-- Start of Provided data --
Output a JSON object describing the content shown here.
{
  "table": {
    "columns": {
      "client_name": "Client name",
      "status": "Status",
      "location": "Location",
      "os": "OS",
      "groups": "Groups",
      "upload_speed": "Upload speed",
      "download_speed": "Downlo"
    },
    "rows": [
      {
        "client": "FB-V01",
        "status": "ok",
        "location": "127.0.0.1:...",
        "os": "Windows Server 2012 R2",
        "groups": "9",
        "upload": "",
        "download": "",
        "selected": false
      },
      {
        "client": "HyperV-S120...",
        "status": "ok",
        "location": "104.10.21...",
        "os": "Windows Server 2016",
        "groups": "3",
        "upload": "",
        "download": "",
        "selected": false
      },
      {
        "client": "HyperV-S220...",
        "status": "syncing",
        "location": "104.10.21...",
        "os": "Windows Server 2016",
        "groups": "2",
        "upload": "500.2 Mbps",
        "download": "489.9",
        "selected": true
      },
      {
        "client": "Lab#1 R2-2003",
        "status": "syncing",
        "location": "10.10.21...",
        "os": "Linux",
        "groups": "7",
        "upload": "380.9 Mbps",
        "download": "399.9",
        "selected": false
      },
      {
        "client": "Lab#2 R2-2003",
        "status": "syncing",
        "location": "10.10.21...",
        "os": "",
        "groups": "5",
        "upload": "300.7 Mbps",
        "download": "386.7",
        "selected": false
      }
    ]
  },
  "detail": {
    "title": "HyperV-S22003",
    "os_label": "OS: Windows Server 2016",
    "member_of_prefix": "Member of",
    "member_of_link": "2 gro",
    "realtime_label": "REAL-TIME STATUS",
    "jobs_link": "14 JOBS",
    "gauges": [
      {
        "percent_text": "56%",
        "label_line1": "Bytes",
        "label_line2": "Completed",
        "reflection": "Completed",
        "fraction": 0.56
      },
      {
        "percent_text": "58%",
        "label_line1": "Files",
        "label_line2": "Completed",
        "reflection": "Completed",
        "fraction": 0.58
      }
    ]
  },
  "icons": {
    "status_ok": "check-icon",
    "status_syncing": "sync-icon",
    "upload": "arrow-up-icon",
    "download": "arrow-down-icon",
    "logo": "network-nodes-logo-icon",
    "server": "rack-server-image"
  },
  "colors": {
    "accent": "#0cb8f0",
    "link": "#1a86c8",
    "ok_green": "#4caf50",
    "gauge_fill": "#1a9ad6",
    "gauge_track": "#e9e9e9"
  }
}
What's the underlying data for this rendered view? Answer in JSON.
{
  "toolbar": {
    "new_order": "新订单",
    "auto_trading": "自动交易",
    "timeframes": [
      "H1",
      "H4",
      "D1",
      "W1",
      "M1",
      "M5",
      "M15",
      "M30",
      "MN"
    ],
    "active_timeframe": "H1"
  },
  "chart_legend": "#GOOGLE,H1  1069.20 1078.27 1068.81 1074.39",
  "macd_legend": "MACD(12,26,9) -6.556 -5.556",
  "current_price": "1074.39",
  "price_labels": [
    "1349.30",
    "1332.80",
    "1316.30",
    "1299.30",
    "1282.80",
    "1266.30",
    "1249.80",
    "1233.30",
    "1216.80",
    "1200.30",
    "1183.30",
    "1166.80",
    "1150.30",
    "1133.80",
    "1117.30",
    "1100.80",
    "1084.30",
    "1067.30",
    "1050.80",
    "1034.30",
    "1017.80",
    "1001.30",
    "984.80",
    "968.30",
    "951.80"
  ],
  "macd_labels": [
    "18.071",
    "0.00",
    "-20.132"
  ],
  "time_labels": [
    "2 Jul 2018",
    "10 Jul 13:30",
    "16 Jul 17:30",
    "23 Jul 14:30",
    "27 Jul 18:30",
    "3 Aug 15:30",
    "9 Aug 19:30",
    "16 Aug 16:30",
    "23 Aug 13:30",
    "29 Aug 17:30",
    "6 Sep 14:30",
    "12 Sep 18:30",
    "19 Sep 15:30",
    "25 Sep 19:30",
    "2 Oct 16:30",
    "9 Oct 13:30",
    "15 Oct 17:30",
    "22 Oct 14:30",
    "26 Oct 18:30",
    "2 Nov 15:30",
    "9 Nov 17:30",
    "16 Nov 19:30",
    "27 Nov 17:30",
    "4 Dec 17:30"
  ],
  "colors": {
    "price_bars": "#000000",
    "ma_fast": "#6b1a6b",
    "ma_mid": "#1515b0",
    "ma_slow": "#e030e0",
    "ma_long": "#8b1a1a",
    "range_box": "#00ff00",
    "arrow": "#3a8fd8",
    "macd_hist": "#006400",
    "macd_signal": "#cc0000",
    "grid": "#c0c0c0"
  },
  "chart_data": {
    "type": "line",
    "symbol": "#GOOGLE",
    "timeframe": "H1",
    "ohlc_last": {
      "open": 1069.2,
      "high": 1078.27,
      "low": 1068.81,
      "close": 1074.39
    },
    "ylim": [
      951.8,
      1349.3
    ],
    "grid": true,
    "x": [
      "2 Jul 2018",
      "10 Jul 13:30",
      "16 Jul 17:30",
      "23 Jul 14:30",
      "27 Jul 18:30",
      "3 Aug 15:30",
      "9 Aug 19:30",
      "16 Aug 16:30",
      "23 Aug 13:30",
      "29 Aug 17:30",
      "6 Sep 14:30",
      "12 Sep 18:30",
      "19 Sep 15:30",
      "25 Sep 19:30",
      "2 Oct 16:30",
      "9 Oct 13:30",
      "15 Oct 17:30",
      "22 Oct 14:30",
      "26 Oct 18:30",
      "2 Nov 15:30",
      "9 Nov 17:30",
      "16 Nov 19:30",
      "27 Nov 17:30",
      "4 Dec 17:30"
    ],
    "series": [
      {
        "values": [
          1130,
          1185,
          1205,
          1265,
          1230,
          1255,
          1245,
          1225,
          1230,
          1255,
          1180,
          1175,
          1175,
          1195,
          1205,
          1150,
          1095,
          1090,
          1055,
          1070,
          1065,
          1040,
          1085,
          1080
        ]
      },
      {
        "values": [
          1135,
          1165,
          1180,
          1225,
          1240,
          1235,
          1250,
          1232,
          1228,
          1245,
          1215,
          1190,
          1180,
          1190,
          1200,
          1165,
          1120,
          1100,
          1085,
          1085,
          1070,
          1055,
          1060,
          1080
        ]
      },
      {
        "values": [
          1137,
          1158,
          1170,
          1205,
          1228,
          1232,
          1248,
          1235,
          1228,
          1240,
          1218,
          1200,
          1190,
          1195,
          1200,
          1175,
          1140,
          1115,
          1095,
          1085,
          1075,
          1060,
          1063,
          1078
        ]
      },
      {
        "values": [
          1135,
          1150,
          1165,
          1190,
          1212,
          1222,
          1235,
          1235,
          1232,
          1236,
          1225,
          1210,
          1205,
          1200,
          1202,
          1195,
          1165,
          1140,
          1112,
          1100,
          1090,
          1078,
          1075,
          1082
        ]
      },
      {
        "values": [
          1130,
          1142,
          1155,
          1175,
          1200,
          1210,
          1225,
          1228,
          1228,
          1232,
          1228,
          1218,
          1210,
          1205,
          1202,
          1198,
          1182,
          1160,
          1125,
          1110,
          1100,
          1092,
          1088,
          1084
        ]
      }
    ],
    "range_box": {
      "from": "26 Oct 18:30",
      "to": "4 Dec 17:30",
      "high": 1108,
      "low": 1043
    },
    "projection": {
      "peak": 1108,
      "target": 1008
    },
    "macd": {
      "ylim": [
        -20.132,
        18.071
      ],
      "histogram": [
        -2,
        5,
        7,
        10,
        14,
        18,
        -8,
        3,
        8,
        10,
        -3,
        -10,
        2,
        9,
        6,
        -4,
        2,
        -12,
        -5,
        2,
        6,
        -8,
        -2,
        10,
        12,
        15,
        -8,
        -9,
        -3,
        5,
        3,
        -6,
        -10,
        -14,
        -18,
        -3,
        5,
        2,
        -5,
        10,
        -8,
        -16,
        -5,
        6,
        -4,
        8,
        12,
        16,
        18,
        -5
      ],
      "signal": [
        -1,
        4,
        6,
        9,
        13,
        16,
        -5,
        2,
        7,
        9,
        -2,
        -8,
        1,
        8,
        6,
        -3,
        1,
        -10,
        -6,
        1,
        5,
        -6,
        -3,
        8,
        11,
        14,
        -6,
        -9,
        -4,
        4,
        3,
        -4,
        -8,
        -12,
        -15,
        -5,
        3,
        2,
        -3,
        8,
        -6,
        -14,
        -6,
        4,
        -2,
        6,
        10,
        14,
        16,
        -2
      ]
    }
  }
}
-- End of Provided data --
Gather from the data above every line with the string "arrow".

    "upload": "arrow-up-icon",
    "download": "arrow-down-icon",
    "arrow": "#3a8fd8",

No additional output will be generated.